**PROBLEM DESCRIPTION**
Work through the material below line by line and say how many lines include the word "Расходы". Only the number, please.

-----

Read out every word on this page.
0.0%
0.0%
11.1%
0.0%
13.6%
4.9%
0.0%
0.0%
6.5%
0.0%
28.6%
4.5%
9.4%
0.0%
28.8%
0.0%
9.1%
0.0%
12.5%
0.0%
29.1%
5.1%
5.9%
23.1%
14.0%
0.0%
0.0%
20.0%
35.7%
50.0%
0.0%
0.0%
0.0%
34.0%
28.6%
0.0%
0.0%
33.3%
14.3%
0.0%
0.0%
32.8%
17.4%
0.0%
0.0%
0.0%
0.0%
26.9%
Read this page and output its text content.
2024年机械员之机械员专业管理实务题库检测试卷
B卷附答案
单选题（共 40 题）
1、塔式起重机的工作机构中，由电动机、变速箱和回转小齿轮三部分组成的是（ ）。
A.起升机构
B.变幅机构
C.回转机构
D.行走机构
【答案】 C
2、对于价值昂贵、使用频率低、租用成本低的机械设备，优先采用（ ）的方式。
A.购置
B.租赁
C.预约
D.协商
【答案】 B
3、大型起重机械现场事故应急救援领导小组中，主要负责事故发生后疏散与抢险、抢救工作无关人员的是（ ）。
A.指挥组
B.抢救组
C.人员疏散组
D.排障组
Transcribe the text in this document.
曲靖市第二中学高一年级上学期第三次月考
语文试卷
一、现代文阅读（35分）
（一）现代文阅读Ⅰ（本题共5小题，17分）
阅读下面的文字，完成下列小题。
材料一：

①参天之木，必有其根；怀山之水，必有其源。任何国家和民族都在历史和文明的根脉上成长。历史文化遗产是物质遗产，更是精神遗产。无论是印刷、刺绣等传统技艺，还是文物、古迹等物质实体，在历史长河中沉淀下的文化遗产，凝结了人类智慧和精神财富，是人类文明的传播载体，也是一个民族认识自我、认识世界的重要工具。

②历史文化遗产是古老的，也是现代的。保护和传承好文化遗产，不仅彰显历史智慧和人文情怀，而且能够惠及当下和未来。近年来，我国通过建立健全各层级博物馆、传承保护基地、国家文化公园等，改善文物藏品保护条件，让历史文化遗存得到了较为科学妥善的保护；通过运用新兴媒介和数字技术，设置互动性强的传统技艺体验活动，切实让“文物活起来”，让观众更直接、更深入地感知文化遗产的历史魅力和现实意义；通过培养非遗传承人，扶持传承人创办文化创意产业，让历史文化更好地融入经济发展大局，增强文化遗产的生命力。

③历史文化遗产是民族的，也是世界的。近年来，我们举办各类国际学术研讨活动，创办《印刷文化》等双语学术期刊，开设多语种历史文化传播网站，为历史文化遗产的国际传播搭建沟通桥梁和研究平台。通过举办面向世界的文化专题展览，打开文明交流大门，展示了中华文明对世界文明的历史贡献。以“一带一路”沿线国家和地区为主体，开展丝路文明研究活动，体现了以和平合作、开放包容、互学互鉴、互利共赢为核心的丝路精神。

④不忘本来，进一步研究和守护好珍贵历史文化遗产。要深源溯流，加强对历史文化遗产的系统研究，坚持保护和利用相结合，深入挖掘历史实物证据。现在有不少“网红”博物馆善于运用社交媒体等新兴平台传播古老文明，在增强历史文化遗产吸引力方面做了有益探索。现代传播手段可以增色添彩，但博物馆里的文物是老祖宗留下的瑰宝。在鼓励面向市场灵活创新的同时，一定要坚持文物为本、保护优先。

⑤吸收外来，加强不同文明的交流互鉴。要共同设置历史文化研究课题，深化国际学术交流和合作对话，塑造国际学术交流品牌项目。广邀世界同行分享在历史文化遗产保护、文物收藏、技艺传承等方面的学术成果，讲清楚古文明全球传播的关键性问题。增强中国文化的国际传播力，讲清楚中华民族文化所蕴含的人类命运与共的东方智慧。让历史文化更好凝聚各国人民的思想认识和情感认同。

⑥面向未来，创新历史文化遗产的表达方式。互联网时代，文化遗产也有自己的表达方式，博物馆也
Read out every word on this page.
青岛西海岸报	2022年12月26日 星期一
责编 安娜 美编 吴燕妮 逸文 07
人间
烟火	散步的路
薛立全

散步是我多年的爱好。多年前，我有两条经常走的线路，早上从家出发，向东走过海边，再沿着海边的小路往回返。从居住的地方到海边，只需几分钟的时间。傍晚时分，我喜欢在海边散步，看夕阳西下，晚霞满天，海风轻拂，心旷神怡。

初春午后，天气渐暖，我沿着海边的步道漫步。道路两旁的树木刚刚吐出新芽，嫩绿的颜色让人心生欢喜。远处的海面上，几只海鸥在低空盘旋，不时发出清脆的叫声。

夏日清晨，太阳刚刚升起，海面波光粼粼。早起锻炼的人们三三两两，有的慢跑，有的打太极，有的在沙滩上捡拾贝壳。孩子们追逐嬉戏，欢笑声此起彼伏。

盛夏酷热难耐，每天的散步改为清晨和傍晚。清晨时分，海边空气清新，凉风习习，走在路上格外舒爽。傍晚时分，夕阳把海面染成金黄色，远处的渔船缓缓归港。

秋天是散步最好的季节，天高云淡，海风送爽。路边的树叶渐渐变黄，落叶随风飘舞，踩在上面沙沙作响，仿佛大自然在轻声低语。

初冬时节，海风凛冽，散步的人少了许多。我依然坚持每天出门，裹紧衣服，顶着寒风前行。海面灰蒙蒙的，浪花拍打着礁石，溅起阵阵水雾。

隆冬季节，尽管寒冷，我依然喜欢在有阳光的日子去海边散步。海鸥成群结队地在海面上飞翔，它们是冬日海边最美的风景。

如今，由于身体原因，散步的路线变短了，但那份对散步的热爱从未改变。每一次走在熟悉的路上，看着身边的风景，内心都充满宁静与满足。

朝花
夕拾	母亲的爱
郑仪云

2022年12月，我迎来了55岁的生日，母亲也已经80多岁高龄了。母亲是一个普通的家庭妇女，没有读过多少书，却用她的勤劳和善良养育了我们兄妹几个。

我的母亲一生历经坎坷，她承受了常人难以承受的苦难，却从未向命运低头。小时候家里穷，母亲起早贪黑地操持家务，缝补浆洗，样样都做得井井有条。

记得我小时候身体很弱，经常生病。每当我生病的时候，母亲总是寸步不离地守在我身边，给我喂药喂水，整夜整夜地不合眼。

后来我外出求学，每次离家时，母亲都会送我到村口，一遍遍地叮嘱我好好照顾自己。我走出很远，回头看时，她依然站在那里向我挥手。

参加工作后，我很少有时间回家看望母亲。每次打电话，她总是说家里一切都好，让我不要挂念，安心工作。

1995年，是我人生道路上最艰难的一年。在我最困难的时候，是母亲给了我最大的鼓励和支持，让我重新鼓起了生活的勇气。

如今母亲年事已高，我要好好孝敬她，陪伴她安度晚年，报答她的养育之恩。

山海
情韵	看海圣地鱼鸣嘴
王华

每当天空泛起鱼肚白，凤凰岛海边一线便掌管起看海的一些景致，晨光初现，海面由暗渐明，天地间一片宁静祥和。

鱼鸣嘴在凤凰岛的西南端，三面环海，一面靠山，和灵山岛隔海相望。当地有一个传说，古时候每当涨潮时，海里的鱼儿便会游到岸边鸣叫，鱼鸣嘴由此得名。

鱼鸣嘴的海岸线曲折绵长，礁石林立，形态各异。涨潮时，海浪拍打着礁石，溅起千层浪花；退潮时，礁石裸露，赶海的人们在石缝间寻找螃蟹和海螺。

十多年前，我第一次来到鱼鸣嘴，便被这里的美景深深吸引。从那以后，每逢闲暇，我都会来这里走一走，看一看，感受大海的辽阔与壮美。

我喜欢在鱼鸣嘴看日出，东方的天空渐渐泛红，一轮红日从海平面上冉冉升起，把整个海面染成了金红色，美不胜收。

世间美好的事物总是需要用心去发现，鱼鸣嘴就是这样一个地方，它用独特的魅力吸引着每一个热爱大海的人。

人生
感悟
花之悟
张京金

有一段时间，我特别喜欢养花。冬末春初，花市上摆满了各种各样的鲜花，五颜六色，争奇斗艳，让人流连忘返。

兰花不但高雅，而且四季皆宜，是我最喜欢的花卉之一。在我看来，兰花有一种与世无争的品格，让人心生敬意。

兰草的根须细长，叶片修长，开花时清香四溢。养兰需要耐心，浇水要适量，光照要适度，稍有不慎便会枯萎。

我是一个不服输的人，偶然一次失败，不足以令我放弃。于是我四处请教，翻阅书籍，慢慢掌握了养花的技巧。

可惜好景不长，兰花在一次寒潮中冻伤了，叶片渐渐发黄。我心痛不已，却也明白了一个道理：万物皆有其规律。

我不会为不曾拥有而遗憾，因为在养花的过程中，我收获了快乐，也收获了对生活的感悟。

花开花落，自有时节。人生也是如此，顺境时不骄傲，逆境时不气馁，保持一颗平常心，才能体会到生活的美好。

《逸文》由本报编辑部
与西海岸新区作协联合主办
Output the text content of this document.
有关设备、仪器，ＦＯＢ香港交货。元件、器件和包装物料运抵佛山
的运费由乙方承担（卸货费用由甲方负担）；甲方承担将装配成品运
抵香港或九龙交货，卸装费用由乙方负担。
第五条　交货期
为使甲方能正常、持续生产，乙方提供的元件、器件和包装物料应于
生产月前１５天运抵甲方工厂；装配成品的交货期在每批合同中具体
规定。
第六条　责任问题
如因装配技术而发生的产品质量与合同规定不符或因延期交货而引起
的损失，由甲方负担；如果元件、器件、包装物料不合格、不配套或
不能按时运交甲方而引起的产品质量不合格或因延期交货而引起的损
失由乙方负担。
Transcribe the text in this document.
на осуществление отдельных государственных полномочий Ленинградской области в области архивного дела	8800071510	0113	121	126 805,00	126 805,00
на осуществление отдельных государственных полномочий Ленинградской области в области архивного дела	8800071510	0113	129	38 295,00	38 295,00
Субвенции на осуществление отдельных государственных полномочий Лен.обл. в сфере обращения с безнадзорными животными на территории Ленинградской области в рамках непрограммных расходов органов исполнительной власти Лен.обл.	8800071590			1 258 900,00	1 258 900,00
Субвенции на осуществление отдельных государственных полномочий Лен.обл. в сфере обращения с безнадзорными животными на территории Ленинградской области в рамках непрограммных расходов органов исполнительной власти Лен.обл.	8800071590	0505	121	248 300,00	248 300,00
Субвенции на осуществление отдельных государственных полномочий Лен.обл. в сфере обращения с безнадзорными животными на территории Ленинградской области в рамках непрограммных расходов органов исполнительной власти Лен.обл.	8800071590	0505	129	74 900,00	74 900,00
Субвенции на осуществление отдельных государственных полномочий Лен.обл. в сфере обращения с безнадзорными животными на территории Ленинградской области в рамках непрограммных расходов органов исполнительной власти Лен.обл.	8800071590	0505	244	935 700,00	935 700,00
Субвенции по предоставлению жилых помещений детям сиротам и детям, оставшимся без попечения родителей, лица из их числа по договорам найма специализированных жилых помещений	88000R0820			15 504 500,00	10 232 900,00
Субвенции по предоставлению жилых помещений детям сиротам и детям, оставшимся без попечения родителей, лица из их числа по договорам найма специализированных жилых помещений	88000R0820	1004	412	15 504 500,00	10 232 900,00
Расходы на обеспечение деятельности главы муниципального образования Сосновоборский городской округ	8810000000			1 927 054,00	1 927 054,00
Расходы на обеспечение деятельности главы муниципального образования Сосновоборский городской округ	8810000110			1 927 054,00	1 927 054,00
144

-----

**RESPONSE**
2